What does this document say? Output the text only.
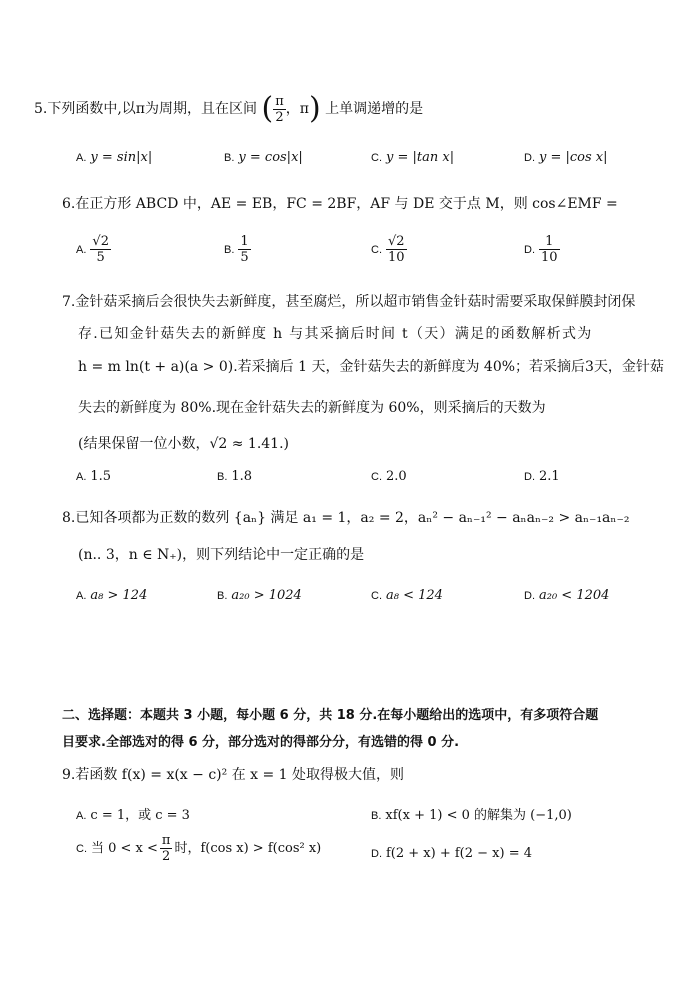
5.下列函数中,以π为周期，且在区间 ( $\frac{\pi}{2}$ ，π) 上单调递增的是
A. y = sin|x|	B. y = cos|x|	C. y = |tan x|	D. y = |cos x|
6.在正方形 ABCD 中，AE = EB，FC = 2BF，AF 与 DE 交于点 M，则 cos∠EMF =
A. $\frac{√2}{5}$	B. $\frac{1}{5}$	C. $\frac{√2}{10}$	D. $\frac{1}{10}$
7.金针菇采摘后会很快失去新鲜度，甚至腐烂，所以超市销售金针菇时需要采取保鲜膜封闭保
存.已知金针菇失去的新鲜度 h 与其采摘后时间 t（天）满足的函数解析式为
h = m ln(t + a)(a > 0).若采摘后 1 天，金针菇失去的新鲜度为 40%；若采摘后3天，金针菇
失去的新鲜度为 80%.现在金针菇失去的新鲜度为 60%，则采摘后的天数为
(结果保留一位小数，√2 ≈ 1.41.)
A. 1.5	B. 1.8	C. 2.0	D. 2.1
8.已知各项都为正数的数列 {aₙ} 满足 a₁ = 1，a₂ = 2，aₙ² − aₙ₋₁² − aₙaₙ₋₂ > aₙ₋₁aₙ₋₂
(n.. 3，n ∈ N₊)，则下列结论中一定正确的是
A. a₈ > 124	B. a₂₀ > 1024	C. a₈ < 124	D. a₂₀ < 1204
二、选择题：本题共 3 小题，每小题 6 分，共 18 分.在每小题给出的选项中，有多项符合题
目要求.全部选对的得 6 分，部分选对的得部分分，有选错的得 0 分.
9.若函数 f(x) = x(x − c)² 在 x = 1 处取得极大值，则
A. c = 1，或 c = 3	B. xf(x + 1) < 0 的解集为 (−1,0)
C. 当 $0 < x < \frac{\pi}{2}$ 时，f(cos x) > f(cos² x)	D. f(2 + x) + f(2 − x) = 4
...
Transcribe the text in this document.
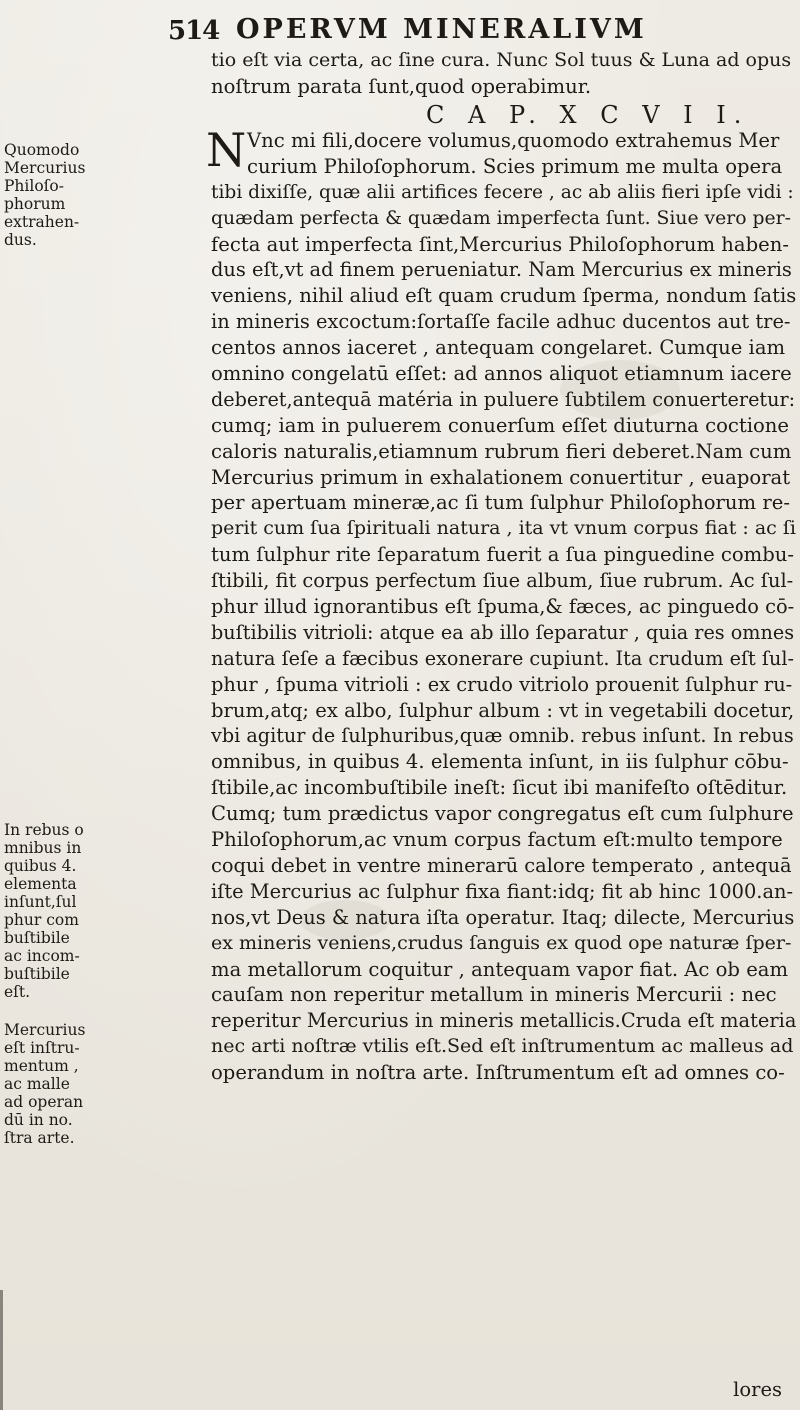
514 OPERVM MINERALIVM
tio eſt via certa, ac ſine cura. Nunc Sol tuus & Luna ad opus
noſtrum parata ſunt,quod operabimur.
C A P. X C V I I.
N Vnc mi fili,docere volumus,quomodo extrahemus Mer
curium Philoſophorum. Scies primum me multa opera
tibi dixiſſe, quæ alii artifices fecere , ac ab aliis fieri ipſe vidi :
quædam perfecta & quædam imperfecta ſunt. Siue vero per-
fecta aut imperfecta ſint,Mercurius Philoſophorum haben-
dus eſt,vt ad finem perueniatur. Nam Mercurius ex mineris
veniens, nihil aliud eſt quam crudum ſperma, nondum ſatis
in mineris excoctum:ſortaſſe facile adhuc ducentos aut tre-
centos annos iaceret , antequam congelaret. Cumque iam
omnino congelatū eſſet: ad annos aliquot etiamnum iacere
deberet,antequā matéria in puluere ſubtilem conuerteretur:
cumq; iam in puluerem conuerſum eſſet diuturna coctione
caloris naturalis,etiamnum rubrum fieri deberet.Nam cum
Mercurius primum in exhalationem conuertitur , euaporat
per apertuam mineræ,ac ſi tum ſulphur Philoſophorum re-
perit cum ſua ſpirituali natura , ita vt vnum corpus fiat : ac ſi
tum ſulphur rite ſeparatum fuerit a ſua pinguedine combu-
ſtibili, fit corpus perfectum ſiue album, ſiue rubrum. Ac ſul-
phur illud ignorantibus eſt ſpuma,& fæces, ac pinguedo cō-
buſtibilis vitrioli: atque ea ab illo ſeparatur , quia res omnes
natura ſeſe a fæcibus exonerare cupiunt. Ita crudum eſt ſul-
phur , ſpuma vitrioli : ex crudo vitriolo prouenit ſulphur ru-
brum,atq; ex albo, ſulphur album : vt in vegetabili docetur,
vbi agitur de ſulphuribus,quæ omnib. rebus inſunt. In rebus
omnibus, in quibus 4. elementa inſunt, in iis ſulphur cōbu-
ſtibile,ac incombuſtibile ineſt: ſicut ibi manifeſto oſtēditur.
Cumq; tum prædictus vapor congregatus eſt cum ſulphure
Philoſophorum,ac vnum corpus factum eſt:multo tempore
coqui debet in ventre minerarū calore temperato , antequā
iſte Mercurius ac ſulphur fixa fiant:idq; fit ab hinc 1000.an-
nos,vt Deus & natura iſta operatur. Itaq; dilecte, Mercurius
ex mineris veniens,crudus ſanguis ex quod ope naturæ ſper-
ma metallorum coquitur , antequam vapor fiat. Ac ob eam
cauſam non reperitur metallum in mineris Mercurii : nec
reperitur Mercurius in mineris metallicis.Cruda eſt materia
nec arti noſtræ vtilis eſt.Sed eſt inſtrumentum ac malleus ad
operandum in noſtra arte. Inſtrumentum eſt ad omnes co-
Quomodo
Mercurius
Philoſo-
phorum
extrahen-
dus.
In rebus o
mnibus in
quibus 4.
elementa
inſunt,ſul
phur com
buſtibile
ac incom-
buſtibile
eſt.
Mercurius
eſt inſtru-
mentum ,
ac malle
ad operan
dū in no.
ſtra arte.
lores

_STATED GOAL:_ From the entries above, extract each line containing "antequā".

_RESPONSE FOR THIS EXERCISE:_
deberet,antequā matéria in puluere ſubtilem conuerteretur:
coqui debet in ventre minerarū calore temperato , antequā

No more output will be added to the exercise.